→ AVAILABLE DATA:
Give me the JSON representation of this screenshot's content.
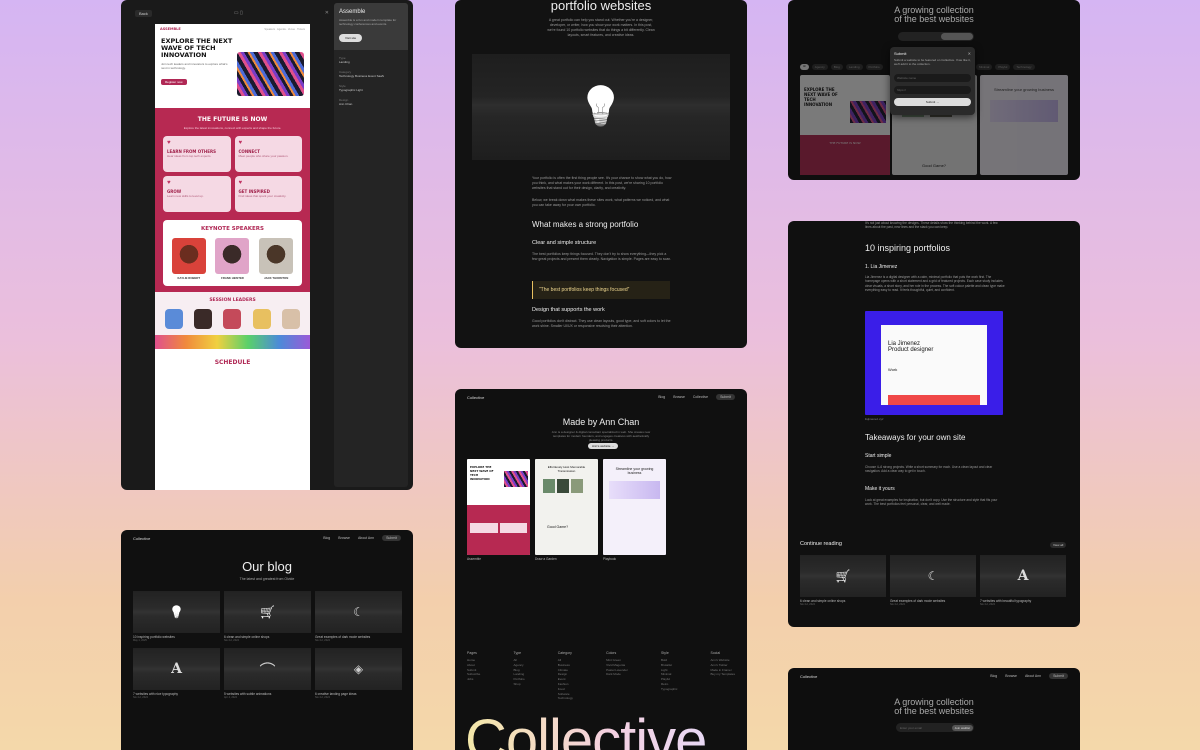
{
  "event": {
    "back_label": "Back",
    "brand": "ASSEMBLE",
    "hero_title": "EXPLORE THE NEXT WAVE OF TECH INNOVATION",
    "hero_button": "Register now",
    "future_title": "THE FUTURE IS NOW",
    "cards": [
      "LEARN FROM OTHERS",
      "CONNECT",
      "GROW",
      "GET INSPIRED"
    ],
    "keynote_title": "KEYNOTE SPEAKERS",
    "speakers": [
      "KAYLIE ROBERT",
      "FRANK HEISTER",
      "JACK THORNTON"
    ],
    "session_title": "SESSION LEADERS",
    "schedule_title": "SCHEDULE",
    "side": {
      "title": "Assemble",
      "desc": "Assemble is a fun and modern template for technology conferences and events.",
      "button": "Visit site",
      "type_label": "Type",
      "type_value": "Landing",
      "category_label": "Category",
      "categories": [
        "Technology",
        "Business",
        "Event",
        "SaaS"
      ],
      "style_label": "Style",
      "styles": [
        "Typographic",
        "Light"
      ],
      "design_label": "Design",
      "design_value": "Ann Chan"
    }
  },
  "article": {
    "title": "portfolio websites",
    "intro": "A great portfolio can help you stand out. Whether you're a designer, developer, or writer, how you show your work matters. In this post, we're found 10 portfolio websites that do things a bit differently. Clean layouts, smart features, and creative ideas.",
    "para": "Your portfolio is often the first thing people see. It's your chance to show what you do, how you think, and what makes your work different. In this post, we're sharing 10 portfolio websites that stand out for their design, clarity, and creativity.",
    "para2": "Below, we break down what makes these sites work, what patterns we noticed, and what you can take away for your own portfolio.",
    "h2": "What makes a strong portfolio",
    "h3": "Clear and simple structure",
    "para3": "The best portfolios keep things focused. They don't try to show everything—they pick a few great projects and present them clearly. Navigation is simple. Pages are easy to scan.",
    "quote": "“The best portfolios keep things focused”",
    "h3b": "Design that supports the work",
    "para4": "Good portfolios don't distract. They use clean layouts, good type, and soft colors to let the work shine. Smaller UI/UX or responsive resolving their attention."
  },
  "collection_modal": {
    "title_line1": "A growing collection",
    "title_line2": "of the best websites",
    "modal_title": "Submit",
    "modal_desc": "Submit a website to be featured on Collective. If we like it, we'll add it to the collection.",
    "name_placeholder": "Website name",
    "url_placeholder": "https://",
    "submit_button": "Submit →",
    "filters": [
      "All",
      "Agency",
      "Blog",
      "Landing",
      "Portfolio",
      "SaaS",
      "Startup",
      "Minimal",
      "Playful",
      "Technology"
    ],
    "good_game": "Good Game?",
    "future": "THE FUTURE IS NOW"
  },
  "inspiring": {
    "intro": "It's not just about knowing the designs. These details show the thinking behind the work. A few lines about the past, new lines and the stack you can keep.",
    "title": "10 inspiring portfolios",
    "item": "1. Lia Jimenez",
    "item_desc": "Lia Jimenez is a digital designer with a calm, minimal portfolio that puts the work first. The homepage opens with a short statement and a grid of featured projects. Each case study includes clear visuals, a short story, and her role in the process. The soft colour palette and clean type make everything easy to read. It feels thoughtful, quiet, and confident.",
    "shot_name": "Lia Jimenez",
    "shot_role": "Product designer",
    "shot_work": "Work",
    "caption": "lisjimenez.xyz",
    "takeaways": "Takeaways for your own site",
    "start": "Start simple",
    "start_desc": "Choose 4–6 strong projects. Write a short summary for each. Use a clean layout and clear navigation. Add a clear way to get in touch.",
    "make": "Make it yours",
    "make_desc": "Look at great examples for inspiration, but don't copy. Use the structure and style that fits your work. The best portfolios feel personal, clear, and well made.",
    "continue": "Continue reading",
    "view_all": "View all",
    "reads": [
      {
        "title": "6 clean and simple online shops",
        "date": "Nov 12, 2024"
      },
      {
        "title": "Great examples of dark mode websites",
        "date": "Nov 12, 2024"
      },
      {
        "title": "7 websites with beautiful typography",
        "date": "Nov 12, 2024"
      }
    ]
  },
  "blog": {
    "brand": "Collective",
    "nav": [
      "Blog",
      "Browse",
      "About Ann"
    ],
    "nav_btn": "Submit",
    "title": "Our blog",
    "subtitle": "The latest and greatest from Olvide",
    "posts": [
      {
        "title": "10 inspiring portfolio websites",
        "date": "May 1, 2025",
        "icon": "💡"
      },
      {
        "title": "6 clean and simple online shops",
        "date": "Nov 12, 2024",
        "icon": "🛒"
      },
      {
        "title": "Great examples of dark mode websites",
        "date": "Nov 12, 2024",
        "icon": "☾"
      },
      {
        "title": "7 websites with nice typography",
        "date": "Nov 12, 2024",
        "icon": "A"
      },
      {
        "title": "5 websites with subtle animations",
        "date": "Apr 4, 2024",
        "icon": "⌒"
      },
      {
        "title": "6 creative landing page ideas",
        "date": "Nov 12, 2024",
        "icon": "◈"
      }
    ]
  },
  "made_by": {
    "brand": "Collective",
    "nav": [
      "Blog",
      "Browse",
      "Collective"
    ],
    "nav_btn": "Submit",
    "title": "Made by Ann Chan",
    "desc": "Ann is a designer & digital consultant specialized in web. She creates new templates for modern founders, and engages creatives with aesthetically pleasing products.",
    "button": "Ann's website →",
    "shots": [
      "Assemble",
      "Draw a Garden",
      "Playbook"
    ],
    "shot_titles": [
      "EXPLORE THE NEXT WAVE OF TECH INNOVATION",
      "Effortlessly Host Memorable Transmission",
      "Streamline your growing business"
    ],
    "footer_cols": [
      {
        "head": "Pages",
        "items": [
          "Home",
          "About",
          "Submit",
          "Subscribe",
          "Jobs"
        ]
      },
      {
        "head": "Type",
        "items": [
          "All",
          "Agency",
          "Blog",
          "Landing",
          "Portfolio",
          "Shop"
        ]
      },
      {
        "head": "Category",
        "items": [
          "All",
          "Business",
          "Climate",
          "Design",
          "Event",
          "Fashion",
          "Food",
          "Software",
          "Technology"
        ]
      },
      {
        "head": "Colors",
        "items": [
          "Mint Green",
          "Vivid Magenta",
          "Pastel Lavender",
          "Dark Mode"
        ]
      },
      {
        "head": "Style",
        "items": [
          "Bold",
          "Brutalist",
          "Light",
          "Minimal",
          "Playful",
          "Retro",
          "Typographic"
        ]
      },
      {
        "head": "Social",
        "items": [
          "Ann's Website",
          "Ann's Twitter",
          "Made in Framer",
          "Buy my Templates"
        ]
      }
    ],
    "big": "Collective"
  },
  "collection_bottom": {
    "brand": "Collective",
    "nav": [
      "Blog",
      "Browse",
      "About Ann"
    ],
    "nav_btn": "Submit",
    "title_line1": "A growing collection",
    "title_line2": "of the best websites",
    "input_placeholder": "Enter your email",
    "button": "Join waitlist"
  }
}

→ REQUIRED TASK: Leave the pictures out, and transcribe each of the records exactly.

→ WORKED SOLUTION:
Give me the JSON representation of this screenshot's content.
{
  "event": {
    "back_label": "Back",
    "brand": "ASSEMBLE",
    "hero_title": "EXPLORE THE NEXT WAVE OF TECH INNOVATION",
    "hero_button": "Register now",
    "future_title": "THE FUTURE IS NOW",
    "cards": [
      "LEARN FROM OTHERS",
      "CONNECT",
      "GROW",
      "GET INSPIRED"
    ],
    "keynote_title": "KEYNOTE SPEAKERS",
    "speakers": [
      "KAYLIE ROBERT",
      "FRANK HEISTER",
      "JACK THORNTON"
    ],
    "session_title": "SESSION LEADERS",
    "schedule_title": "SCHEDULE",
    "side": {
      "title": "Assemble",
      "desc": "Assemble is a fun and modern template for technology conferences and events.",
      "button": "Visit site",
      "type_label": "Type",
      "type_value": "Landing",
      "category_label": "Category",
      "categories": [
        "Technology",
        "Business",
        "Event",
        "SaaS"
      ],
      "style_label": "Style",
      "styles": [
        "Typographic",
        "Light"
      ],
      "design_label": "Design",
      "design_value": "Ann Chan"
    }
  },
  "article": {
    "title": "portfolio websites",
    "intro": "A great portfolio can help you stand out. Whether you're a designer, developer, or writer, how you show your work matters. In this post, we're found 10 portfolio websites that do things a bit differently. Clean layouts, smart features, and creative ideas.",
    "para": "Your portfolio is often the first thing people see. It's your chance to show what you do, how you think, and what makes your work different. In this post, we're sharing 10 portfolio websites that stand out for their design, clarity, and creativity.",
    "para2": "Below, we break down what makes these sites work, what patterns we noticed, and what you can take away for your own portfolio.",
    "h2": "What makes a strong portfolio",
    "h3": "Clear and simple structure",
    "para3": "The best portfolios keep things focused. They don't try to show everything—they pick a few great projects and present them clearly. Navigation is simple. Pages are easy to scan.",
    "quote": "“The best portfolios keep things focused”",
    "h3b": "Design that supports the work",
    "para4": "Good portfolios don't distract. They use clean layouts, good type, and soft colors to let the work shine. Smaller UI/UX or responsive resolving their attention."
  },
  "collection_modal": {
    "title_line1": "A growing collection",
    "title_line2": "of the best websites",
    "modal_title": "Submit",
    "modal_desc": "Submit a website to be featured on Collective. If we like it, we'll add it to the collection.",
    "name_placeholder": "Website name",
    "url_placeholder": "https://",
    "submit_button": "Submit →",
    "filters": [
      "All",
      "Agency",
      "Blog",
      "Landing",
      "Portfolio",
      "SaaS",
      "Startup",
      "Minimal",
      "Playful",
      "Technology"
    ],
    "good_game": "Good Game?",
    "future": "THE FUTURE IS NOW"
  },
  "inspiring": {
    "intro": "It's not just about knowing the designs. These details show the thinking behind the work. A few lines about the past, new lines and the stack you can keep.",
    "title": "10 inspiring portfolios",
    "item": "1. Lia Jimenez",
    "item_desc": "Lia Jimenez is a digital designer with a calm, minimal portfolio that puts the work first. The homepage opens with a short statement and a grid of featured projects. Each case study includes clear visuals, a short story, and her role in the process. The soft colour palette and clean type make everything easy to read. It feels thoughtful, quiet, and confident.",
    "shot_name": "Lia Jimenez",
    "shot_role": "Product designer",
    "shot_work": "Work",
    "caption": "lisjimenez.xyz",
    "takeaways": "Takeaways for your own site",
    "start": "Start simple",
    "start_desc": "Choose 4–6 strong projects. Write a short summary for each. Use a clean layout and clear navigation. Add a clear way to get in touch.",
    "make": "Make it yours",
    "make_desc": "Look at great examples for inspiration, but don't copy. Use the structure and style that fits your work. The best portfolios feel personal, clear, and well made.",
    "continue": "Continue reading",
    "view_all": "View all",
    "reads": [
      {
        "title": "6 clean and simple online shops",
        "date": "Nov 12, 2024"
      },
      {
        "title": "Great examples of dark mode websites",
        "date": "Nov 12, 2024"
      },
      {
        "title": "7 websites with beautiful typography",
        "date": "Nov 12, 2024"
      }
    ]
  },
  "blog": {
    "brand": "Collective",
    "nav": [
      "Blog",
      "Browse",
      "About Ann"
    ],
    "nav_btn": "Submit",
    "title": "Our blog",
    "subtitle": "The latest and greatest from Olvide",
    "posts": [
      {
        "title": "10 inspiring portfolio websites",
        "date": "May 1, 2025",
        "icon": "💡"
      },
      {
        "title": "6 clean and simple online shops",
        "date": "Nov 12, 2024",
        "icon": "🛒"
      },
      {
        "title": "Great examples of dark mode websites",
        "date": "Nov 12, 2024",
        "icon": "☾"
      },
      {
        "title": "7 websites with nice typography",
        "date": "Nov 12, 2024",
        "icon": "A"
      },
      {
        "title": "5 websites with subtle animations",
        "date": "Apr 4, 2024",
        "icon": "⌒"
      },
      {
        "title": "6 creative landing page ideas",
        "date": "Nov 12, 2024",
        "icon": "◈"
      }
    ]
  },
  "made_by": {
    "brand": "Collective",
    "nav": [
      "Blog",
      "Browse",
      "Collective"
    ],
    "nav_btn": "Submit",
    "title": "Made by Ann Chan",
    "desc": "Ann is a designer & digital consultant specialized in web. She creates new templates for modern founders, and engages creatives with aesthetically pleasing products.",
    "button": "Ann's website →",
    "shots": [
      "Assemble",
      "Draw a Garden",
      "Playbook"
    ],
    "shot_titles": [
      "EXPLORE THE NEXT WAVE OF TECH INNOVATION",
      "Effortlessly Host Memorable Transmission",
      "Streamline your growing business"
    ],
    "footer_cols": [
      {
        "head": "Pages",
        "items": [
          "Home",
          "About",
          "Submit",
          "Subscribe",
          "Jobs"
        ]
      },
      {
        "head": "Type",
        "items": [
          "All",
          "Agency",
          "Blog",
          "Landing",
          "Portfolio",
          "Shop"
        ]
      },
      {
        "head": "Category",
        "items": [
          "All",
          "Business",
          "Climate",
          "Design",
          "Event",
          "Fashion",
          "Food",
          "Software",
          "Technology"
        ]
      },
      {
        "head": "Colors",
        "items": [
          "Mint Green",
          "Vivid Magenta",
          "Pastel Lavender",
          "Dark Mode"
        ]
      },
      {
        "head": "Style",
        "items": [
          "Bold",
          "Brutalist",
          "Light",
          "Minimal",
          "Playful",
          "Retro",
          "Typographic"
        ]
      },
      {
        "head": "Social",
        "items": [
          "Ann's Website",
          "Ann's Twitter",
          "Made in Framer",
          "Buy my Templates"
        ]
      }
    ],
    "big": "Collective"
  },
  "collection_bottom": {
    "brand": "Collective",
    "nav": [
      "Blog",
      "Browse",
      "About Ann"
    ],
    "nav_btn": "Submit",
    "title_line1": "A growing collection",
    "title_line2": "of the best websites",
    "input_placeholder": "Enter your email",
    "button": "Join waitlist"
  }
}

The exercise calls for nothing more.